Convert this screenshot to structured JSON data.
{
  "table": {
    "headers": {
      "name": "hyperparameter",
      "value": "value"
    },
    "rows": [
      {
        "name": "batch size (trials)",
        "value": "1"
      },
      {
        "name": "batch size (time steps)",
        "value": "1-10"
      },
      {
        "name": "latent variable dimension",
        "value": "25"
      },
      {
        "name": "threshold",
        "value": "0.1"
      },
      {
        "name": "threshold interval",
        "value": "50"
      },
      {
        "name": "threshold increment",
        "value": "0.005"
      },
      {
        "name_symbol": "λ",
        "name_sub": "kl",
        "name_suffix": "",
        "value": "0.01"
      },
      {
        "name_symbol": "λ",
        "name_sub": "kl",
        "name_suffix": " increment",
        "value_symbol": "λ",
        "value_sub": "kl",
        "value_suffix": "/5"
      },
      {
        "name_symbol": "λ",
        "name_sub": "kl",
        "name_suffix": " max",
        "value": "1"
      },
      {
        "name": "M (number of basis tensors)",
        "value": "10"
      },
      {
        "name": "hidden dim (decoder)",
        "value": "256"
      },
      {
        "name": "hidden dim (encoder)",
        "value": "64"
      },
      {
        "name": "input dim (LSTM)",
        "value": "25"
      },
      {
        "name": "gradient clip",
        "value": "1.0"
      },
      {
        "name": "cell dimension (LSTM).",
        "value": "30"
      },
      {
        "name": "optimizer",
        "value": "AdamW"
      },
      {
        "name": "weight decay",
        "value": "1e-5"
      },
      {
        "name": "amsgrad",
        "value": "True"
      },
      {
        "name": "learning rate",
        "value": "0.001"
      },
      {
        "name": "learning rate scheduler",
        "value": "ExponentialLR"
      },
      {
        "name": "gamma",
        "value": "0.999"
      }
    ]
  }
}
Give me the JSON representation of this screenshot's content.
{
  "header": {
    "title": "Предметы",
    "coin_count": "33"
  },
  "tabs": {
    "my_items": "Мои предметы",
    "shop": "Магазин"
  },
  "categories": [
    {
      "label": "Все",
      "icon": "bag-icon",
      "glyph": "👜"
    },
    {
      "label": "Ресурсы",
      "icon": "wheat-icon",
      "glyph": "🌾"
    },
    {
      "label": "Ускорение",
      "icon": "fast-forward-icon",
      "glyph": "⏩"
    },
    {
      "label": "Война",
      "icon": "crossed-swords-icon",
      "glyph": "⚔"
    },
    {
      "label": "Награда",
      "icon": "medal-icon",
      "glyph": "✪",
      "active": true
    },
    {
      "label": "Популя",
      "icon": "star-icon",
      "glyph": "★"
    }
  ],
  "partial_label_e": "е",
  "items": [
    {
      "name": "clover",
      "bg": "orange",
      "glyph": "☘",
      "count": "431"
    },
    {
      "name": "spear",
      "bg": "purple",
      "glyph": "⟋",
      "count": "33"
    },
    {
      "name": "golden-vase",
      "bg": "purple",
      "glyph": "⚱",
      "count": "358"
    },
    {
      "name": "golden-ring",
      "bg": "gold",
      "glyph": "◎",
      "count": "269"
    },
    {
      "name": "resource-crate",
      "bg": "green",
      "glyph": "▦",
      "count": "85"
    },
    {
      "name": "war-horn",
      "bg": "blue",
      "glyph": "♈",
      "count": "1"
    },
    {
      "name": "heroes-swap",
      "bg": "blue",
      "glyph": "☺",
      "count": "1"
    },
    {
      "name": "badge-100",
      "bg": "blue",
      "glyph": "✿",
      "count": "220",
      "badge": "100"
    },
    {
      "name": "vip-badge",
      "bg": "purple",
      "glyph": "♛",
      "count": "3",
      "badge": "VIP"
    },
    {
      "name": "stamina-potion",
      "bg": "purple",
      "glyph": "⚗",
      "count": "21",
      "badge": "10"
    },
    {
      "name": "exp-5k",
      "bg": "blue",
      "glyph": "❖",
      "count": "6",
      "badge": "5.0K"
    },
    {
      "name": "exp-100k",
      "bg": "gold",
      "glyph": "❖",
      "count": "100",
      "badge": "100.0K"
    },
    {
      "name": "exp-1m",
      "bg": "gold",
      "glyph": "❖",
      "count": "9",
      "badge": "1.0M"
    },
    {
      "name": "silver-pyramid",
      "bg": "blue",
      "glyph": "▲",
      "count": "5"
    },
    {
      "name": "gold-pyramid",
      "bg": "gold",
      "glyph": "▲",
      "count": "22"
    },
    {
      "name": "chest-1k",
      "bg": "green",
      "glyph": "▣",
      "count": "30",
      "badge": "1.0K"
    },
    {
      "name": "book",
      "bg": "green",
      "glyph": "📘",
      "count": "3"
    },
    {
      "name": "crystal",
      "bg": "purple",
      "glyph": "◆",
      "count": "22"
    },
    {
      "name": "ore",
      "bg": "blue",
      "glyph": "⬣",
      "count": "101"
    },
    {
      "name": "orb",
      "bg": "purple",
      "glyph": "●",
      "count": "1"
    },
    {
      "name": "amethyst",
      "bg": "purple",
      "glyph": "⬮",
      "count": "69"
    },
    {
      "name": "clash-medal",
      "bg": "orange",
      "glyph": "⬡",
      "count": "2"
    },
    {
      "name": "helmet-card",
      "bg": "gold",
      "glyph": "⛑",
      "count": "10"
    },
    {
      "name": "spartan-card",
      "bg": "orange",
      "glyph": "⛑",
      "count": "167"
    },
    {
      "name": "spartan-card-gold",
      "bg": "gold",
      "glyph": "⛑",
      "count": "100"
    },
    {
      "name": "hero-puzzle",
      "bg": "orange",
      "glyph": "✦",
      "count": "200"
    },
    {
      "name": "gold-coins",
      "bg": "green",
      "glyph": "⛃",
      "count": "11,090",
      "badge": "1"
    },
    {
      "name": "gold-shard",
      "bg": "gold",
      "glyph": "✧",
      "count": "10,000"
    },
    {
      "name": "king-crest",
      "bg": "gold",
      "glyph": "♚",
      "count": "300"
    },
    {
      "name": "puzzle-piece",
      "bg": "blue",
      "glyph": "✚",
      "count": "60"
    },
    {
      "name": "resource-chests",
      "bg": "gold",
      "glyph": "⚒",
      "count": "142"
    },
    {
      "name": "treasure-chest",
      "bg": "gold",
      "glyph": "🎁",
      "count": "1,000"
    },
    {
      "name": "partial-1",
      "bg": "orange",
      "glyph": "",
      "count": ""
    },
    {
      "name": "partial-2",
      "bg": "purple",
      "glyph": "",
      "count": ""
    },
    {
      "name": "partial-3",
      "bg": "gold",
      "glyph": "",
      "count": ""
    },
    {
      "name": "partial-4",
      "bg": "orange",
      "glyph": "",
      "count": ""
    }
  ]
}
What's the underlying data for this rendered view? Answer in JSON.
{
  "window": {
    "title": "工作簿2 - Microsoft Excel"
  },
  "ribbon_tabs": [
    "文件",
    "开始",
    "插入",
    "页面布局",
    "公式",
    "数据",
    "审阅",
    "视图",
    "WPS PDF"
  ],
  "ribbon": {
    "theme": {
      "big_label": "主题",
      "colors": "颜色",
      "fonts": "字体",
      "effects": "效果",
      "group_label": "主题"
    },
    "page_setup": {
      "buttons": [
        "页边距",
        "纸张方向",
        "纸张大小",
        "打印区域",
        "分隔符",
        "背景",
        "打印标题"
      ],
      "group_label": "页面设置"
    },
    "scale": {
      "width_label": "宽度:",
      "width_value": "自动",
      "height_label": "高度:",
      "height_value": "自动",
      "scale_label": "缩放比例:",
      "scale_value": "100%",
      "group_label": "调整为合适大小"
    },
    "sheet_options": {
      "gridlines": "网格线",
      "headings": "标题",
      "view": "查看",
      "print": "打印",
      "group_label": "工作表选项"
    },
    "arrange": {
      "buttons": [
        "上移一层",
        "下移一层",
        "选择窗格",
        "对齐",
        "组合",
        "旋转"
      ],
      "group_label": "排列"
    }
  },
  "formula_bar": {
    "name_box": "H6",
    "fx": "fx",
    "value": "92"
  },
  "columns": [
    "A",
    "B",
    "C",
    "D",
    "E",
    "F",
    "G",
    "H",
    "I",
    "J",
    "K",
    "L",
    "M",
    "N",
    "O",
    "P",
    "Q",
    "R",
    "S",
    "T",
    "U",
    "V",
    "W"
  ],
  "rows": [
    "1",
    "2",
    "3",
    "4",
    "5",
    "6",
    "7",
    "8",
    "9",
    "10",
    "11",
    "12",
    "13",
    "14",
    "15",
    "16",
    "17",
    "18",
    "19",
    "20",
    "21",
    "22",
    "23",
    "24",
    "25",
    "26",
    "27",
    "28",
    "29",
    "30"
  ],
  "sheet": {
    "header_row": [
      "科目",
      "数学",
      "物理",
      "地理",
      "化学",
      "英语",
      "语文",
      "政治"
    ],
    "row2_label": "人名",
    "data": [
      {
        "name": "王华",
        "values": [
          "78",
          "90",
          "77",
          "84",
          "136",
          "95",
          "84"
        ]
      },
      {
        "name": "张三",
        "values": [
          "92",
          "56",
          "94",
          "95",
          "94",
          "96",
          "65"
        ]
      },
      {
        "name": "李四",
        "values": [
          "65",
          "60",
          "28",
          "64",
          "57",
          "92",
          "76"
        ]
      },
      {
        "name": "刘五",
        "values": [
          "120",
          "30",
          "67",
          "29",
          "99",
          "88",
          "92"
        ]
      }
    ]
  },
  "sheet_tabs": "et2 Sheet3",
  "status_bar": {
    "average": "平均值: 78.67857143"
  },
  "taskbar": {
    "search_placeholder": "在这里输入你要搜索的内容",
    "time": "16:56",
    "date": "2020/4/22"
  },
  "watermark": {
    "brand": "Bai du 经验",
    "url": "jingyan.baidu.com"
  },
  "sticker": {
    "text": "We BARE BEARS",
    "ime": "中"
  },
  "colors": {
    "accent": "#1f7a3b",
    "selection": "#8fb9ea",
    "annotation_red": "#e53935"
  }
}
====
Given task:
Look through the entries and find each line that has the string "JSON". Copy those lines.

The completed task:
Convert this screenshot to structured JSON data.
Give me the JSON representation of this screenshot's content.
What's the underlying data for this rendered view? Answer in JSON.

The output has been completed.